(Data records)
────────────────
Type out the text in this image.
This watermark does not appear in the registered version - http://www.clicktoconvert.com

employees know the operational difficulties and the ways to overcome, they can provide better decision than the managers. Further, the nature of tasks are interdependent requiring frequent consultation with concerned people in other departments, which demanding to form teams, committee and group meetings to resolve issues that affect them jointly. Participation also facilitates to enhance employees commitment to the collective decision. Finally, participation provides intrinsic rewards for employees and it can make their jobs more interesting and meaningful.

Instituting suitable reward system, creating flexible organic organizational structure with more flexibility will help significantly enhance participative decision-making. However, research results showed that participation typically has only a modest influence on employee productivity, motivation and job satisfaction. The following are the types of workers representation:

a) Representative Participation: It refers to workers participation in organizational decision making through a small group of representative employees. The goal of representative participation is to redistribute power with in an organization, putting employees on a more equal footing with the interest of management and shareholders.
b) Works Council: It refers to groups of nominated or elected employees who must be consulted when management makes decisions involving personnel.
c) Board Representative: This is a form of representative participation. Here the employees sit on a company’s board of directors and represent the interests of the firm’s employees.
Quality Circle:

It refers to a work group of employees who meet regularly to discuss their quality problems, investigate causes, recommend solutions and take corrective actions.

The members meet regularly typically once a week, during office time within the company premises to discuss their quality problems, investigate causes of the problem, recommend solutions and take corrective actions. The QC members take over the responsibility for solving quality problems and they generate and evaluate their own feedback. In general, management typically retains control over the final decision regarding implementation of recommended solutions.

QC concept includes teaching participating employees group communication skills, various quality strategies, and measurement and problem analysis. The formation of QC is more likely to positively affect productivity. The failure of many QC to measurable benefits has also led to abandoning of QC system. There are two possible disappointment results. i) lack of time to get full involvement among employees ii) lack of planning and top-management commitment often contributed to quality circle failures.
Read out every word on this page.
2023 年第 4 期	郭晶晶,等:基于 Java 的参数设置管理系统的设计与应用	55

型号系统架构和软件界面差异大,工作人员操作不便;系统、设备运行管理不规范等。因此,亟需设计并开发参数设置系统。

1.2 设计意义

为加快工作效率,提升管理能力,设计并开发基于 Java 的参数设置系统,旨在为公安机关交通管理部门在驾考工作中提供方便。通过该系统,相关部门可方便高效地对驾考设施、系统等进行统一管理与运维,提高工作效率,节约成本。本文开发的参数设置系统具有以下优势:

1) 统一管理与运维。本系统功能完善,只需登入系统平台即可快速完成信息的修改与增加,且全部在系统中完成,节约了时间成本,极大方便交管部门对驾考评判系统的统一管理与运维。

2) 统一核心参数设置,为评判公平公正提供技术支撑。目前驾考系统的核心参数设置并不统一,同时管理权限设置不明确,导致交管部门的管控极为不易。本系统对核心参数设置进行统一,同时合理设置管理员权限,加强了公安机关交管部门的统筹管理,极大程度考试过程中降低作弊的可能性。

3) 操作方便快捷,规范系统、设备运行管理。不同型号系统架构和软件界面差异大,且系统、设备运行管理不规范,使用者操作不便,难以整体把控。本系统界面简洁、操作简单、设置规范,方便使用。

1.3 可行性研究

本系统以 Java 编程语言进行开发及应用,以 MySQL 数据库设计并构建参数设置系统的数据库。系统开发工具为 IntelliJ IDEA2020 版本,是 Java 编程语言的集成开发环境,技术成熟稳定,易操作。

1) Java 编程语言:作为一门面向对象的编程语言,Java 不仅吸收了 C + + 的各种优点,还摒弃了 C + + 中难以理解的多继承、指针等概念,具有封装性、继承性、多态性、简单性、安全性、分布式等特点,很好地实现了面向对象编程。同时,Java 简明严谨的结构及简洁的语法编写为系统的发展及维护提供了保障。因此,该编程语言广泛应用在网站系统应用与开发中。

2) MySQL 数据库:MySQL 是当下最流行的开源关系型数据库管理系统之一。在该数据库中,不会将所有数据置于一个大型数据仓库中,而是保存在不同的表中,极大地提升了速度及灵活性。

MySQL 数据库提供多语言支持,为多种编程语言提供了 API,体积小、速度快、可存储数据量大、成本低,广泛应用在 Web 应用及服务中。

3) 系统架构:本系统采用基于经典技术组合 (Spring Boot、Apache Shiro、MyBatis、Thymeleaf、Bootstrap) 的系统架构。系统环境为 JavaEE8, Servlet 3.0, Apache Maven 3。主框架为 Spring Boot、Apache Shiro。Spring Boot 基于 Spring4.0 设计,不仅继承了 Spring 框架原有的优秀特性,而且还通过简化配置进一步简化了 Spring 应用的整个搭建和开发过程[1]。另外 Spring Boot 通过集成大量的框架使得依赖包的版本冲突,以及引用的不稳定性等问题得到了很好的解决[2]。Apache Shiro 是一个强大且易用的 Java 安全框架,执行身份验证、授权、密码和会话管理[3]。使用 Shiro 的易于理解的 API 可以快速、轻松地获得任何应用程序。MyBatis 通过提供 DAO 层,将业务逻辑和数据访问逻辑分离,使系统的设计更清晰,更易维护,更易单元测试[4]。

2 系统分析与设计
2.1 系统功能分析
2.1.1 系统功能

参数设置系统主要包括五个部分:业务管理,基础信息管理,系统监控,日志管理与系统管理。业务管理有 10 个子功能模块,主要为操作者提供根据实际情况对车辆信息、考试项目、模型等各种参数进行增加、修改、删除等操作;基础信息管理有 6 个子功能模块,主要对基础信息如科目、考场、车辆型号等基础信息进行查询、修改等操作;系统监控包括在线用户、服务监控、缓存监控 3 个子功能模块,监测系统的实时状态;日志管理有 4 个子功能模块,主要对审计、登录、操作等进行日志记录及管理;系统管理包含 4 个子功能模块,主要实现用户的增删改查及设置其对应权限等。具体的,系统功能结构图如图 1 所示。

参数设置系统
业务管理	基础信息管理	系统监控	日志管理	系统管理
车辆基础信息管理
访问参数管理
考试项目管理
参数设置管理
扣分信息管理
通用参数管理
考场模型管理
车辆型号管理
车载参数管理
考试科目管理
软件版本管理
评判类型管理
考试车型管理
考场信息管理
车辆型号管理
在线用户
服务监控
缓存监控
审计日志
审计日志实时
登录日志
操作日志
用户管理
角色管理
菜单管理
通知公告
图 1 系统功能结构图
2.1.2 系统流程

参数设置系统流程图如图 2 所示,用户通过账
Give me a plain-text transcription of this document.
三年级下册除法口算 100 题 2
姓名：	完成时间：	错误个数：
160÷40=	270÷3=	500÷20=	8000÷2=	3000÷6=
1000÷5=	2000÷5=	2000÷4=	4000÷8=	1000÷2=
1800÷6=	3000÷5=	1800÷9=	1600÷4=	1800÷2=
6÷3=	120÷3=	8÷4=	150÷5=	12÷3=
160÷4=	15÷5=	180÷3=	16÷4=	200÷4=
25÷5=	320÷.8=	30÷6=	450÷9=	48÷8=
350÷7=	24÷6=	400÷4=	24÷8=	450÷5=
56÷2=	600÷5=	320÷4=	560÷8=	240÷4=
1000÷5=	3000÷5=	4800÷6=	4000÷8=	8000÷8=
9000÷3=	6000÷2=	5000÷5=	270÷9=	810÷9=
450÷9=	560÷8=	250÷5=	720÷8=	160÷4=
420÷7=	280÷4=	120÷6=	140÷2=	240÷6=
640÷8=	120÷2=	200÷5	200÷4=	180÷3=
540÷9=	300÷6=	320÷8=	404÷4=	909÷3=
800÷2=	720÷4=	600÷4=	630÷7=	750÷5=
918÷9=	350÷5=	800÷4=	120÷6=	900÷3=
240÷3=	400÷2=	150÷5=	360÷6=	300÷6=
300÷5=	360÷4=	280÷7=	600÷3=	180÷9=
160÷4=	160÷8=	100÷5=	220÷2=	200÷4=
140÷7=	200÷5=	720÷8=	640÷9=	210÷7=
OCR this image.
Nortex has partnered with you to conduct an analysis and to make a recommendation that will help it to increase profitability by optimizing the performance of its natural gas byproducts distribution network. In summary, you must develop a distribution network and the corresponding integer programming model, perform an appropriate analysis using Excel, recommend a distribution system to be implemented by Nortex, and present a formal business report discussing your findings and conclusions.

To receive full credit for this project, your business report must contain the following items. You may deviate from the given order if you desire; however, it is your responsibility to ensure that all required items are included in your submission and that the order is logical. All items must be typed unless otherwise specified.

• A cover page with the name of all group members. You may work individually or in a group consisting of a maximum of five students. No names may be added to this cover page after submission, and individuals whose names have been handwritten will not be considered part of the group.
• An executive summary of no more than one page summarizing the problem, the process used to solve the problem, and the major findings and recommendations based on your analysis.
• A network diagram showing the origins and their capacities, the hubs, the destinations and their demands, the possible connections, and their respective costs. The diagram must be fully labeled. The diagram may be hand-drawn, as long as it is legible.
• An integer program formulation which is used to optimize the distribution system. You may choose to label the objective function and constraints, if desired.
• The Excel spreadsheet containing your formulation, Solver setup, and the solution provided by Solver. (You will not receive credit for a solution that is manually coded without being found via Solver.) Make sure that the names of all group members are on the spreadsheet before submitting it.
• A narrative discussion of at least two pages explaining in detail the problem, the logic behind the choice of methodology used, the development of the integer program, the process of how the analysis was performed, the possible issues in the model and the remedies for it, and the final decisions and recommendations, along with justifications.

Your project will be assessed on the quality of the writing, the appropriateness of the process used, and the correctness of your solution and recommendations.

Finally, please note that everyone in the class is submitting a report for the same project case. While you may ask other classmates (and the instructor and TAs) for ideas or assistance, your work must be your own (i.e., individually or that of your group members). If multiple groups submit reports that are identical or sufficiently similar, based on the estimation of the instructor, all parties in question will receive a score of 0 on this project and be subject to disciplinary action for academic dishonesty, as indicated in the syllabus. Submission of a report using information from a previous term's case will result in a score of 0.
────────────────
◆ What you will do: All lines holding the word "缓存监控" should be picked out and copied.

◆ Final answer:
参数设置系统主要包括五个部分:业务管理,基础信息管理,系统监控,日志管理与系统管理。业务管理有 10 个子功能模块,主要为操作者提供根据实际情况对车辆信息、考试项目、模型等各种参数进行增加、修改、删除等操作;基础信息管理有 6 个子功能模块,主要对基础信息如科目、考场、车辆型号等基础信息进行查询、修改等操作;系统监控包括在线用户、服务监控、缓存监控 3 个子功能模块,监测系统的实时状态;日志管理有 4 个子功能模块,主要对审计、登录、操作等进行日志记录及管理;系统管理包含 4 个子功能模块,主要实现用户的增删改查及设置其对应权限等。具体的,系统功能结构图如图 1 所示。
缓存监控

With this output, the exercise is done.